## Job
Transcribe each record exactly. Include every one.

## Stored rows

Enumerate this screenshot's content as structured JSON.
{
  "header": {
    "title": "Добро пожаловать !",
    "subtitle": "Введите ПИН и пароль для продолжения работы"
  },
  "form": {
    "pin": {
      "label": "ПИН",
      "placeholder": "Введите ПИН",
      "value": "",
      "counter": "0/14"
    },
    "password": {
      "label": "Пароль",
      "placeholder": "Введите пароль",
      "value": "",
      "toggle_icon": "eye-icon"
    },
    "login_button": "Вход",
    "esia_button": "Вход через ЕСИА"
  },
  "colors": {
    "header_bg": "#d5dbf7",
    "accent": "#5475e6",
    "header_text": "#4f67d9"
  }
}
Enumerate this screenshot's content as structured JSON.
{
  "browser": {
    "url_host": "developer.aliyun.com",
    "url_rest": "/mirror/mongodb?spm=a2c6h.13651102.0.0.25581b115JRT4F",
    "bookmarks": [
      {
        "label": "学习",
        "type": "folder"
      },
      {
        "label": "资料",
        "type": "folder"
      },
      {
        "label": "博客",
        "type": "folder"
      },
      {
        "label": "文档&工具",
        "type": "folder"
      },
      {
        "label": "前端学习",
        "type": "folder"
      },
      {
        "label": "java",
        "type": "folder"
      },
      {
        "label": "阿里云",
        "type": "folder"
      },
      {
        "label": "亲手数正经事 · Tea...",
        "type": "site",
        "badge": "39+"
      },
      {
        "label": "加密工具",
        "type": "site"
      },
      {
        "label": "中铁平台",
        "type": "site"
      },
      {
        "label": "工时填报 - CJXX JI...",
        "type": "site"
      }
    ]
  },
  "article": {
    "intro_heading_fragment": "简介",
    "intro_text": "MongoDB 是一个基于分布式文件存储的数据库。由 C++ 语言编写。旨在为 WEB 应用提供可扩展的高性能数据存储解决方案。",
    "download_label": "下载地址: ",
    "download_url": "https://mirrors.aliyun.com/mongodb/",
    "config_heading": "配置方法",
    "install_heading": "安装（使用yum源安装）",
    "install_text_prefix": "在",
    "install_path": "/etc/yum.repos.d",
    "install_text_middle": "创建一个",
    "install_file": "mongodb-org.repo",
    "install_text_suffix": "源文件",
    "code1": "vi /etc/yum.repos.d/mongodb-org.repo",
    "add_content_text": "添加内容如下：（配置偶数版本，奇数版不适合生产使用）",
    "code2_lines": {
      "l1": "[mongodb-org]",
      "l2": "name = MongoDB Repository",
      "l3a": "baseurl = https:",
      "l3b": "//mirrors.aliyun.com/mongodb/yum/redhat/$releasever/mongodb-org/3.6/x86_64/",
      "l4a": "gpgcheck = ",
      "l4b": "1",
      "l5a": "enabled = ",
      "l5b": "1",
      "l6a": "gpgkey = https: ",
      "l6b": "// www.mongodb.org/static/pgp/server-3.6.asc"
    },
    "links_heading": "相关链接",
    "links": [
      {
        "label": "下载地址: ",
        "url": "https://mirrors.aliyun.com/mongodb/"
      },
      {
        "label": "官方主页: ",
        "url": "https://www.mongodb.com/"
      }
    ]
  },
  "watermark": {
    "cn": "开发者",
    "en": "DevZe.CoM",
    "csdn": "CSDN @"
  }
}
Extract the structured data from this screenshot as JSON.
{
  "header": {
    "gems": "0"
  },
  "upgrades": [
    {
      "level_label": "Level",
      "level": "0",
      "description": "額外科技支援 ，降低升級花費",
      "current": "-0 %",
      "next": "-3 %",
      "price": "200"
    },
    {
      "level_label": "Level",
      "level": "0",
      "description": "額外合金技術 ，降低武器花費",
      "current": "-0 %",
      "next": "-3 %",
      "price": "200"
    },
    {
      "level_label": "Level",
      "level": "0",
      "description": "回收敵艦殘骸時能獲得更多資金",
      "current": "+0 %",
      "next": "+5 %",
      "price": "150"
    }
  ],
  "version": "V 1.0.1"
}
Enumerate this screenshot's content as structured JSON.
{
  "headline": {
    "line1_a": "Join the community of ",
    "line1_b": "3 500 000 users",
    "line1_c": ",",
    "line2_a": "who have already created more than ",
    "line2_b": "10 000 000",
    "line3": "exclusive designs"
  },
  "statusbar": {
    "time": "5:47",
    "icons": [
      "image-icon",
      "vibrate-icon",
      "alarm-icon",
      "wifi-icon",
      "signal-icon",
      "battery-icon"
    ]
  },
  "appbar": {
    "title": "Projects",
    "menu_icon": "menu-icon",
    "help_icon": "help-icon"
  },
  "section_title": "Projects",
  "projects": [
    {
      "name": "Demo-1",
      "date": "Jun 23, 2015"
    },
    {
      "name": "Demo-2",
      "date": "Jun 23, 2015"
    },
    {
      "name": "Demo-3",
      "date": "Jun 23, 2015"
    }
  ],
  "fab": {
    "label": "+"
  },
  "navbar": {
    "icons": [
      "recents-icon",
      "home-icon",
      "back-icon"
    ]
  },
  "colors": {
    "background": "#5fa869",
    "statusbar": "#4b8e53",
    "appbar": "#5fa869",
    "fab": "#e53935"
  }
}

## Solution to the problem
Enumerate this screenshot's content as structured JSON.
{
  "header": {
    "title": "Добро пожаловать !",
    "subtitle": "Введите ПИН и пароль для продолжения работы"
  },
  "form": {
    "pin": {
      "label": "ПИН",
      "placeholder": "Введите ПИН",
      "value": "",
      "counter": "0/14"
    },
    "password": {
      "label": "Пароль",
      "placeholder": "Введите пароль",
      "value": "",
      "toggle_icon": "eye-icon"
    },
    "login_button": "Вход",
    "esia_button": "Вход через ЕСИА"
  },
  "colors": {
    "header_bg": "#d5dbf7",
    "accent": "#5475e6",
    "header_text": "#4f67d9"
  }
}
Enumerate this screenshot's content as structured JSON.
{
  "browser": {
    "url_host": "developer.aliyun.com",
    "url_rest": "/mirror/mongodb?spm=a2c6h.13651102.0.0.25581b115JRT4F",
    "bookmarks": [
      {
        "label": "学习",
        "type": "folder"
      },
      {
        "label": "资料",
        "type": "folder"
      },
      {
        "label": "博客",
        "type": "folder"
      },
      {
        "label": "文档&工具",
        "type": "folder"
      },
      {
        "label": "前端学习",
        "type": "folder"
      },
      {
        "label": "java",
        "type": "folder"
      },
      {
        "label": "阿里云",
        "type": "folder"
      },
      {
        "label": "亲手数正经事 · Tea...",
        "type": "site",
        "badge": "39+"
      },
      {
        "label": "加密工具",
        "type": "site"
      },
      {
        "label": "中铁平台",
        "type": "site"
      },
      {
        "label": "工时填报 - CJXX JI...",
        "type": "site"
      }
    ]
  },
  "article": {
    "intro_heading_fragment": "简介",
    "intro_text": "MongoDB 是一个基于分布式文件存储的数据库。由 C++ 语言编写。旨在为 WEB 应用提供可扩展的高性能数据存储解决方案。",
    "download_label": "下载地址: ",
    "download_url": "https://mirrors.aliyun.com/mongodb/",
    "config_heading": "配置方法",
    "install_heading": "安装（使用yum源安装）",
    "install_text_prefix": "在",
    "install_path": "/etc/yum.repos.d",
    "install_text_middle": "创建一个",
    "install_file": "mongodb-org.repo",
    "install_text_suffix": "源文件",
    "code1": "vi /etc/yum.repos.d/mongodb-org.repo",
    "add_content_text": "添加内容如下：（配置偶数版本，奇数版不适合生产使用）",
    "code2_lines": {
      "l1": "[mongodb-org]",
      "l2": "name = MongoDB Repository",
      "l3a": "baseurl = https:",
      "l3b": "//mirrors.aliyun.com/mongodb/yum/redhat/$releasever/mongodb-org/3.6/x86_64/",
      "l4a": "gpgcheck = ",
      "l4b": "1",
      "l5a": "enabled = ",
      "l5b": "1",
      "l6a": "gpgkey = https: ",
      "l6b": "// www.mongodb.org/static/pgp/server-3.6.asc"
    },
    "links_heading": "相关链接",
    "links": [
      {
        "label": "下载地址: ",
        "url": "https://mirrors.aliyun.com/mongodb/"
      },
      {
        "label": "官方主页: ",
        "url": "https://www.mongodb.com/"
      }
    ]
  },
  "watermark": {
    "cn": "开发者",
    "en": "DevZe.CoM",
    "csdn": "CSDN @"
  }
}
Extract the structured data from this screenshot as JSON.
{
  "header": {
    "gems": "0"
  },
  "upgrades": [
    {
      "level_label": "Level",
      "level": "0",
      "description": "額外科技支援 ，降低升級花費",
      "current": "-0 %",
      "next": "-3 %",
      "price": "200"
    },
    {
      "level_label": "Level",
      "level": "0",
      "description": "額外合金技術 ，降低武器花費",
      "current": "-0 %",
      "next": "-3 %",
      "price": "200"
    },
    {
      "level_label": "Level",
      "level": "0",
      "description": "回收敵艦殘骸時能獲得更多資金",
      "current": "+0 %",
      "next": "+5 %",
      "price": "150"
    }
  ],
  "version": "V 1.0.1"
}
Enumerate this screenshot's content as structured JSON.
{
  "headline": {
    "line1_a": "Join the community of ",
    "line1_b": "3 500 000 users",
    "line1_c": ",",
    "line2_a": "who have already created more than ",
    "line2_b": "10 000 000",
    "line3": "exclusive designs"
  },
  "statusbar": {
    "time": "5:47",
    "icons": [
      "image-icon",
      "vibrate-icon",
      "alarm-icon",
      "wifi-icon",
      "signal-icon",
      "battery-icon"
    ]
  },
  "appbar": {
    "title": "Projects",
    "menu_icon": "menu-icon",
    "help_icon": "help-icon"
  },
  "section_title": "Projects",
  "projects": [
    {
      "name": "Demo-1",
      "date": "Jun 23, 2015"
    },
    {
      "name": "Demo-2",
      "date": "Jun 23, 2015"
    },
    {
      "name": "Demo-3",
      "date": "Jun 23, 2015"
    }
  ],
  "fab": {
    "label": "+"
  },
  "navbar": {
    "icons": [
      "recents-icon",
      "home-icon",
      "back-icon"
    ]
  },
  "colors": {
    "background": "#5fa869",
    "statusbar": "#4b8e53",
    "appbar": "#5fa869",
    "fab": "#e53935"
  }
}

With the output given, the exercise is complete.